(Dataset items)
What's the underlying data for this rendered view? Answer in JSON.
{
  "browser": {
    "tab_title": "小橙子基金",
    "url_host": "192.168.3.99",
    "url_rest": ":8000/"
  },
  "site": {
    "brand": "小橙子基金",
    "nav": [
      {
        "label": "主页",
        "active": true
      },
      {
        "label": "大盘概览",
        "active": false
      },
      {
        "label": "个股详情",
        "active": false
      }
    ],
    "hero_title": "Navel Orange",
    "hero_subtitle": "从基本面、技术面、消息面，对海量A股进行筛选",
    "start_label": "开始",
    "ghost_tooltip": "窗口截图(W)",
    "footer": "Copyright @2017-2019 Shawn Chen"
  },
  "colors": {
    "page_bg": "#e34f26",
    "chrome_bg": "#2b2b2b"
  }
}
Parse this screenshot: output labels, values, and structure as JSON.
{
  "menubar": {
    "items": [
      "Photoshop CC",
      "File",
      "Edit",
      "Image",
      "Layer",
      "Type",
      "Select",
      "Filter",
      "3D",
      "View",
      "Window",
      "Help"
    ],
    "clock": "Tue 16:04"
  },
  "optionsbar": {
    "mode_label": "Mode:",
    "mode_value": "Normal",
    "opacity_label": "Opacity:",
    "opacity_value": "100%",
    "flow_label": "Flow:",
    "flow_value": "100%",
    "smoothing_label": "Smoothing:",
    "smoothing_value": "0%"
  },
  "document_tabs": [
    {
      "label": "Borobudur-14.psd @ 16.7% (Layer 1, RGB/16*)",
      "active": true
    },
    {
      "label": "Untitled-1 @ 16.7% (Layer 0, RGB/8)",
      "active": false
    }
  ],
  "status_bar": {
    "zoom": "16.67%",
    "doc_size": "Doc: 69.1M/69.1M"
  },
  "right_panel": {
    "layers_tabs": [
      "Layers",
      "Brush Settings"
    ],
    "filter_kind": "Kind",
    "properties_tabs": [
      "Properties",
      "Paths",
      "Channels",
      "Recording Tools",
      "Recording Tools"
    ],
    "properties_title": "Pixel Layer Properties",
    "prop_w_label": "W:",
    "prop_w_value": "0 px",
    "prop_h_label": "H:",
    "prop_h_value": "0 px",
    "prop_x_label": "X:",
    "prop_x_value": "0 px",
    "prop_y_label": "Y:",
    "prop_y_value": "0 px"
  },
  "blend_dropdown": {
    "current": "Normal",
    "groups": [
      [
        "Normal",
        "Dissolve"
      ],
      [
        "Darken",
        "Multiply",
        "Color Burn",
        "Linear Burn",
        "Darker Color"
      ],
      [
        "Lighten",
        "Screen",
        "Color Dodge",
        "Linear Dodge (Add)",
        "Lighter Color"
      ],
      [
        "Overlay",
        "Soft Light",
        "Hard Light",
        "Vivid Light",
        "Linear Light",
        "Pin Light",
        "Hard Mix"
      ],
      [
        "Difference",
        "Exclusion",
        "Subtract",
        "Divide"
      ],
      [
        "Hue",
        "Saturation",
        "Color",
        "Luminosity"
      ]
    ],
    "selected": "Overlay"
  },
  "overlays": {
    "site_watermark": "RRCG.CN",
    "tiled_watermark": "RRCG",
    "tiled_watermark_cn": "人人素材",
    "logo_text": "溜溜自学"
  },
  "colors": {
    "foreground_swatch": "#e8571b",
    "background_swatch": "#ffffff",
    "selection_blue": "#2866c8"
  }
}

→ Your goal: Exactly how many lines of the listing above contain the string "JSON"? Give no more than the number.

→ The response: 2